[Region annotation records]
☆ ☆ ☆ ☆
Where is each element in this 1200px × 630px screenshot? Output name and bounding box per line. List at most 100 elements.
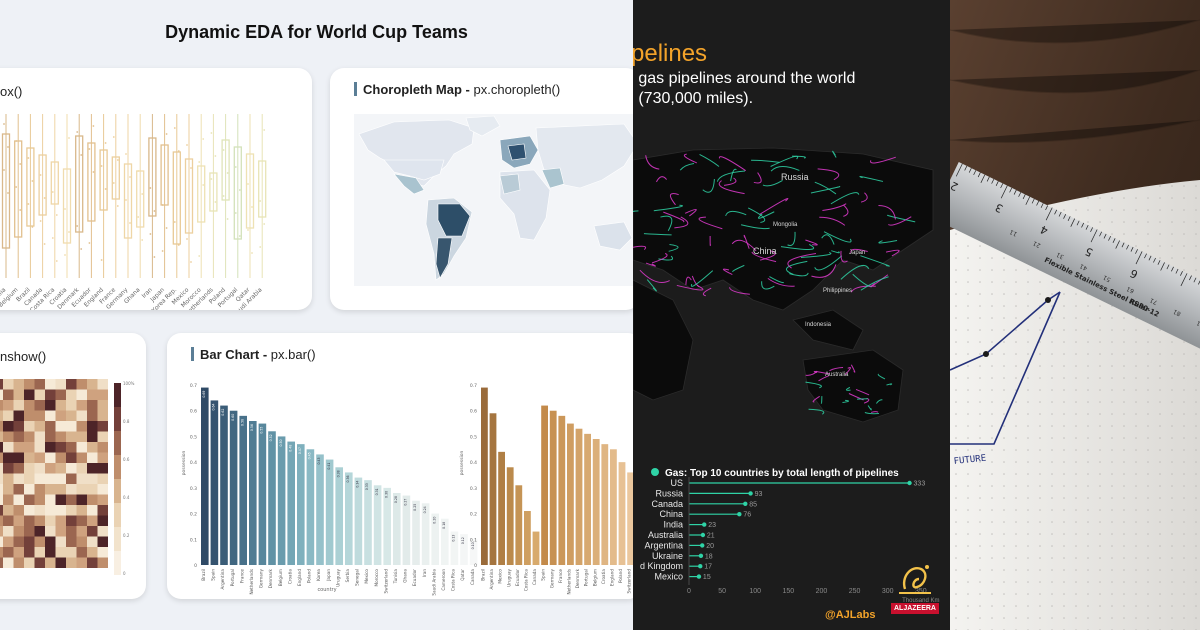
bar-ytick-label: 0.7 [470, 383, 477, 389]
map-label: China [753, 246, 777, 256]
heatmap-cell [87, 505, 98, 516]
bar-tick-label: Serbia [345, 569, 350, 583]
eda-collage-panel: Dynamic EDA for World Cup Teams ox() Aus… [0, 0, 633, 630]
bar-tick-label: England [297, 569, 302, 586]
heatmap-cell [24, 526, 35, 537]
heatmap-cell [0, 494, 3, 505]
box-outlier [234, 166, 237, 168]
heatmap-cell [87, 463, 98, 474]
heatmap-cell [76, 410, 87, 421]
possession-bar-chart: 0.69Brazil0.64Spain0.62Argentina0.60Port… [181, 383, 633, 596]
box-outlier [92, 171, 95, 173]
heatmap-cell [34, 505, 45, 516]
box-outlier [51, 191, 54, 193]
heatmap-cell [24, 379, 35, 390]
bar-data-label: 0.55 [260, 427, 264, 434]
box-outlier [104, 188, 107, 190]
bar-right [532, 531, 540, 565]
heatmap-cell [13, 442, 24, 453]
bar-data-label: 0.62 [221, 409, 225, 416]
bar-right [584, 433, 591, 565]
box-outlier [80, 248, 83, 250]
heatmap-cell [76, 442, 87, 453]
heatmap-cell [66, 494, 77, 505]
map-label: Australia [825, 372, 849, 378]
heatmap-cell [0, 536, 3, 547]
gas-category-label: Russia [655, 488, 683, 498]
bar-right [524, 511, 531, 565]
heatmap-cell [24, 547, 35, 558]
box-outlier [263, 129, 266, 131]
heatmap-cell [97, 389, 108, 400]
bar-ylabel: possession [181, 451, 187, 476]
heatmap-cell [3, 526, 14, 537]
bar-tick-label: Germany [549, 568, 554, 588]
bar-data-label: 0.45 [308, 452, 312, 459]
heatmap-cell [24, 473, 35, 484]
landmass [633, 279, 694, 401]
box-outlier [19, 209, 22, 211]
heatmap-cell [76, 389, 87, 400]
bar-tick-label: Spain [211, 569, 216, 581]
bar-left [258, 423, 267, 565]
box-outlier [214, 155, 217, 157]
pipeline-line [870, 274, 889, 288]
box-plot-card: ox() Australia Belgium Brazil Canada Costa R… [0, 68, 312, 310]
heatmap-cell [34, 547, 45, 558]
heatmap-cell [24, 400, 35, 411]
heatmap-cell [45, 484, 56, 495]
bar-tick-label: Morocco [374, 569, 379, 587]
box-outlier [31, 180, 34, 182]
pipeline-line [639, 269, 670, 283]
bar-ytick-label: 0.3 [190, 486, 197, 492]
heatmap-cell [0, 557, 3, 568]
bar-data-label: 0.36 [346, 475, 350, 482]
heatmap-cell [34, 463, 45, 474]
heatmap-cell [34, 442, 45, 453]
bar-left [335, 467, 343, 565]
heatmap-cell [45, 473, 56, 484]
heatmap-cell [97, 557, 108, 568]
bar-tick-label: France [558, 569, 563, 583]
box-outlier [222, 149, 225, 151]
box-outlier [153, 210, 156, 212]
box-outlier [214, 201, 217, 203]
heatmap-cell [87, 515, 98, 526]
box-outlier [247, 229, 249, 231]
landmass [792, 309, 864, 351]
heatmap-cell [45, 442, 56, 453]
heatmap-cell [3, 557, 14, 568]
box-outlier [55, 260, 58, 262]
box-outlier [7, 192, 9, 194]
bar-ytick-label: 0.1 [470, 537, 477, 543]
box-outlier [43, 243, 46, 245]
aljazeera-calligraphy-icon [899, 565, 931, 594]
heatmap-cell [13, 547, 24, 558]
heatmap-cell [13, 484, 24, 495]
heatmap-cell [87, 473, 98, 484]
heatmap-cell [3, 494, 14, 505]
bar-ytick-label: 0.6 [190, 409, 197, 415]
heatmap-cell [3, 452, 14, 463]
bar-tick-label: Portugal [230, 569, 235, 586]
aljazeera-brand: ALJAZEERA [891, 603, 939, 614]
bar-left [220, 405, 228, 565]
heatmap-cell [66, 515, 77, 526]
heatmap-cell [34, 452, 45, 463]
choropleth-card: Choropleth Map - px.choropleth() [330, 68, 633, 310]
bar-left [325, 459, 334, 565]
heatmap-cell [76, 536, 87, 547]
landmass [802, 349, 904, 423]
infographic-subtitle-line1: d gas pipelines around the world [633, 70, 856, 87]
chart-point [1045, 297, 1051, 303]
heatmap-cell [55, 473, 66, 484]
gas-bar-endpoint [700, 532, 706, 538]
bar-tick-label: Uruguay [506, 568, 511, 586]
bar-tick-label: Saudi Arabia [431, 569, 436, 596]
box-outlier [202, 138, 205, 140]
heatmap-cell [0, 484, 3, 495]
gas-category-label: Argentina [644, 540, 683, 550]
bar-right [481, 387, 488, 565]
heatmap-cell [45, 452, 56, 463]
heatmap-cell [66, 421, 77, 432]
☆ ☆ ☆ ☆
◆ TASK BRIEF ◆
Reproduce word for word every line of the material from the one containing "bar-ytick-label: 0.7 [470, 383, 477, 389]" down to the one containing "bar-data-label: 0.55 [260, 427, 264, 434]", including both of those lines.

◆ ANSWER TO THIS EXERCISE ◆
bar-ytick-label: 0.7 [470, 383, 477, 389]
map-label: China [753, 246, 777, 256]
heatmap-cell [87, 505, 98, 516]
bar-tick-label: Serbia [345, 569, 350, 583]
eda-collage-panel: Dynamic EDA for World Cup Teams ox() Aus… [0, 0, 633, 630]
bar-tick-label: England [297, 569, 302, 586]
heatmap-cell [24, 526, 35, 537]
heatmap-cell [0, 494, 3, 505]
box-outlier [234, 166, 237, 168]
heatmap-cell [87, 463, 98, 474]
heatmap-cell [76, 410, 87, 421]
possession-bar-chart: 0.69Brazil0.64Spain0.62Argentina0.60Port… [181, 383, 633, 596]
box-outlier [92, 171, 95, 173]
heatmap-cell [34, 505, 45, 516]
box-outlier [51, 191, 54, 193]
heatmap-cell [24, 379, 35, 390]
bar-data-label: 0.55 [260, 427, 264, 434]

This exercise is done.